>> begin DATA TO PROCESS

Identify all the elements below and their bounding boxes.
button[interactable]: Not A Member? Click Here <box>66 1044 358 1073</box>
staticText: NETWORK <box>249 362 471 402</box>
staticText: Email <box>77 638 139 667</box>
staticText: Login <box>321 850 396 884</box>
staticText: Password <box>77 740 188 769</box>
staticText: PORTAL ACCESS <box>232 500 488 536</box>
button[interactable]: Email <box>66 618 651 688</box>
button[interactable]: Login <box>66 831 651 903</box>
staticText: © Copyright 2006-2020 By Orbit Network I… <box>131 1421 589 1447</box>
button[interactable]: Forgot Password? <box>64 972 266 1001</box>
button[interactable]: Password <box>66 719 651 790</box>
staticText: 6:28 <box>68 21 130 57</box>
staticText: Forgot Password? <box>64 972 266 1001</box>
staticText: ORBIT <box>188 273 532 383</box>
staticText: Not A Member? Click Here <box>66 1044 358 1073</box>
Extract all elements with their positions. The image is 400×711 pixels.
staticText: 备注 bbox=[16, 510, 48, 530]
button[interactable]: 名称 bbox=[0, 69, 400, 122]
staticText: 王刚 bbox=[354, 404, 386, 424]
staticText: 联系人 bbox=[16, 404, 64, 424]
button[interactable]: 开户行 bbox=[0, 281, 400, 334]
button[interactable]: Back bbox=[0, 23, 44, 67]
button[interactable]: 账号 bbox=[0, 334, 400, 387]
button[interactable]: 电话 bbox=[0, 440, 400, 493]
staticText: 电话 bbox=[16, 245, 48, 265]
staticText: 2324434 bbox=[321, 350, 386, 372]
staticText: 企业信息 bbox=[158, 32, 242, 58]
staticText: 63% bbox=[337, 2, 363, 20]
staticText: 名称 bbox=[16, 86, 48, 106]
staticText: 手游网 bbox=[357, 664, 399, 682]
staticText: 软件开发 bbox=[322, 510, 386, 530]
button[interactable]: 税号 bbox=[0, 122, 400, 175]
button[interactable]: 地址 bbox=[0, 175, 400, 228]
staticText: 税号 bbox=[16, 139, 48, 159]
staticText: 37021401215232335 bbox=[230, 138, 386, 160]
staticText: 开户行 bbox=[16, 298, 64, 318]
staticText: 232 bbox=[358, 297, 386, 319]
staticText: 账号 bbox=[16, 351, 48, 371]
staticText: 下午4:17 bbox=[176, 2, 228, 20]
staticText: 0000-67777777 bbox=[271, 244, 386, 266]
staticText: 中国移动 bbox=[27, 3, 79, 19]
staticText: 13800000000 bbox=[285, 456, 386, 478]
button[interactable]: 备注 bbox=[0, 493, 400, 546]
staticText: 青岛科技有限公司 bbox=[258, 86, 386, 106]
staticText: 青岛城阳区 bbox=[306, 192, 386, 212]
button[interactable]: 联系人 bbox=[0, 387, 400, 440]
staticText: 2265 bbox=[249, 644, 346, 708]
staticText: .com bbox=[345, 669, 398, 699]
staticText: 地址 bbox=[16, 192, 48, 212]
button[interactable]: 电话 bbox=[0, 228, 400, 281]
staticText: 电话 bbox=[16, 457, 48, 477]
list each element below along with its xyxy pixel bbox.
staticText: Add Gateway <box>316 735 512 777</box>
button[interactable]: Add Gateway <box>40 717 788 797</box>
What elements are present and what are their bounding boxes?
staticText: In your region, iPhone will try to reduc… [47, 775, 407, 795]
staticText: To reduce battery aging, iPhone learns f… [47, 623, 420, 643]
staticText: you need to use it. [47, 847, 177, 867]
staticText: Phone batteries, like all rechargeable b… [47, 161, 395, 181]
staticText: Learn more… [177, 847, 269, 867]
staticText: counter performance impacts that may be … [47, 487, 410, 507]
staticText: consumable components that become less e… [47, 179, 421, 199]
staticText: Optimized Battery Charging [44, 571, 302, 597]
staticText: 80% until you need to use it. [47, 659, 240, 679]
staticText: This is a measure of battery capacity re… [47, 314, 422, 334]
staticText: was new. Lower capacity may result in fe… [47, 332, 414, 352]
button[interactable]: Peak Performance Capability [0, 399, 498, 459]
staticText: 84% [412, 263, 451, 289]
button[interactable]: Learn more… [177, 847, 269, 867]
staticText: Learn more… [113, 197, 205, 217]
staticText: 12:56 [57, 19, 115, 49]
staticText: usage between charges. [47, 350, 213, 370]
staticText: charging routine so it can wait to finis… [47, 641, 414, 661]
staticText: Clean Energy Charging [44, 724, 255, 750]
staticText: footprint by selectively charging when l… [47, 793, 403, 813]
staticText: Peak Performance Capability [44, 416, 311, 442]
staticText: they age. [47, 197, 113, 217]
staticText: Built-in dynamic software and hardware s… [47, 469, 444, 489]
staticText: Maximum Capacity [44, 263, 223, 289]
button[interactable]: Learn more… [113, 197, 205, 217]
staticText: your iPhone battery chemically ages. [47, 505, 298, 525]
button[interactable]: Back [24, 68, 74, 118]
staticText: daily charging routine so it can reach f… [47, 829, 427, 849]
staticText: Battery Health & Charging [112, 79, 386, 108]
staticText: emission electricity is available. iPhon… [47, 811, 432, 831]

>> end DATA TO PROCESS

§ **INSTRUCTION**: Copy out every line of the material above word for word, keeping each line as it stands.

§ **RESPONSE**:
Identify all the elements below and their bounding boxes.
button[interactable]: Not A Member? Click Here <box>66 1044 358 1073</box>
staticText: NETWORK <box>249 362 471 402</box>
staticText: Email <box>77 638 139 667</box>
staticText: Login <box>321 850 396 884</box>
staticText: Password <box>77 740 188 769</box>
staticText: PORTAL ACCESS <box>232 500 488 536</box>
button[interactable]: Email <box>66 618 651 688</box>
button[interactable]: Login <box>66 831 651 903</box>
staticText: © Copyright 2006-2020 By Orbit Network I… <box>131 1421 589 1447</box>
button[interactable]: Forgot Password? <box>64 972 266 1001</box>
button[interactable]: Password <box>66 719 651 790</box>
staticText: 6:28 <box>68 21 130 57</box>
staticText: Forgot Password? <box>64 972 266 1001</box>
staticText: ORBIT <box>188 273 532 383</box>
staticText: Not A Member? Click Here <box>66 1044 358 1073</box>
Extract all elements with their positions. The image is 400×711 pixels.
staticText: 备注 bbox=[16, 510, 48, 530]
button[interactable]: 名称 bbox=[0, 69, 400, 122]
staticText: 王刚 bbox=[354, 404, 386, 424]
staticText: 联系人 bbox=[16, 404, 64, 424]
button[interactable]: 开户行 bbox=[0, 281, 400, 334]
button[interactable]: Back bbox=[0, 23, 44, 67]
button[interactable]: 账号 bbox=[0, 334, 400, 387]
button[interactable]: 电话 bbox=[0, 440, 400, 493]
staticText: 电话 bbox=[16, 245, 48, 265]
staticText: 2324434 bbox=[321, 350, 386, 372]
staticText: 企业信息 bbox=[158, 32, 242, 58]
staticText: 63% bbox=[337, 2, 363, 20]
staticText: 名称 bbox=[16, 86, 48, 106]
staticText: 手游网 bbox=[357, 664, 399, 682]
staticText: 软件开发 bbox=[322, 510, 386, 530]
button[interactable]: 税号 bbox=[0, 122, 400, 175]
button[interactable]: 地址 bbox=[0, 175, 400, 228]
staticText: 税号 bbox=[16, 139, 48, 159]
staticText: 37021401215232335 bbox=[230, 138, 386, 160]
staticText: 开户行 bbox=[16, 298, 64, 318]
staticText: 232 bbox=[358, 297, 386, 319]
staticText: 账号 bbox=[16, 351, 48, 371]
staticText: 下午4:17 bbox=[176, 2, 228, 20]
staticText: 0000-67777777 bbox=[271, 244, 386, 266]
staticText: 中国移动 bbox=[27, 3, 79, 19]
staticText: 13800000000 bbox=[285, 456, 386, 478]
button[interactable]: 备注 bbox=[0, 493, 400, 546]
staticText: 青岛科技有限公司 bbox=[258, 86, 386, 106]
staticText: 青岛城阳区 bbox=[306, 192, 386, 212]
button[interactable]: 联系人 bbox=[0, 387, 400, 440]
staticText: 2265 bbox=[249, 644, 346, 708]
staticText: .com bbox=[345, 669, 398, 699]
staticText: 地址 bbox=[16, 192, 48, 212]
button[interactable]: 电话 bbox=[0, 228, 400, 281]
staticText: 电话 bbox=[16, 457, 48, 477]
list each element below along with its xyxy pixel bbox.
staticText: Add Gateway <box>316 735 512 777</box>
button[interactable]: Add Gateway <box>40 717 788 797</box>
What elements are present and what are their bounding boxes?
staticText: In your region, iPhone will try to reduc… [47, 775, 407, 795]
staticText: To reduce battery aging, iPhone learns f… [47, 623, 420, 643]
staticText: you need to use it. [47, 847, 177, 867]
staticText: Phone batteries, like all rechargeable b… [47, 161, 395, 181]
staticText: Learn more… [177, 847, 269, 867]
staticText: counter performance impacts that may be … [47, 487, 410, 507]
staticText: consumable components that become less e… [47, 179, 421, 199]
staticText: Optimized Battery Charging [44, 571, 302, 597]
staticText: 80% until you need to use it. [47, 659, 240, 679]
staticText: This is a measure of battery capacity re… [47, 314, 422, 334]
staticText: was new. Lower capacity may result in fe… [47, 332, 414, 352]
button[interactable]: Peak Performance Capability [0, 399, 498, 459]
staticText: 84% [412, 263, 451, 289]
button[interactable]: Learn more… [177, 847, 269, 867]
staticText: Learn more… [113, 197, 205, 217]
staticText: 12:56 [57, 19, 115, 49]
staticText: usage between charges. [47, 350, 213, 370]
staticText: charging routine so it can wait to finis… [47, 641, 414, 661]
staticText: Clean Energy Charging [44, 724, 255, 750]
staticText: footprint by selectively charging when l… [47, 793, 403, 813]
staticText: Peak Performance Capability [44, 416, 311, 442]
staticText: they age. [47, 197, 113, 217]
staticText: Built-in dynamic software and hardware s… [47, 469, 444, 489]
staticText: Maximum Capacity [44, 263, 223, 289]
button[interactable]: Learn more… [113, 197, 205, 217]
staticText: your iPhone battery chemically ages. [47, 505, 298, 525]
button[interactable]: Back [24, 68, 74, 118]
staticText: daily charging routine so it can reach f… [47, 829, 427, 849]
staticText: Battery Health & Charging [112, 79, 386, 108]
staticText: emission electricity is available. iPhon… [47, 811, 432, 831]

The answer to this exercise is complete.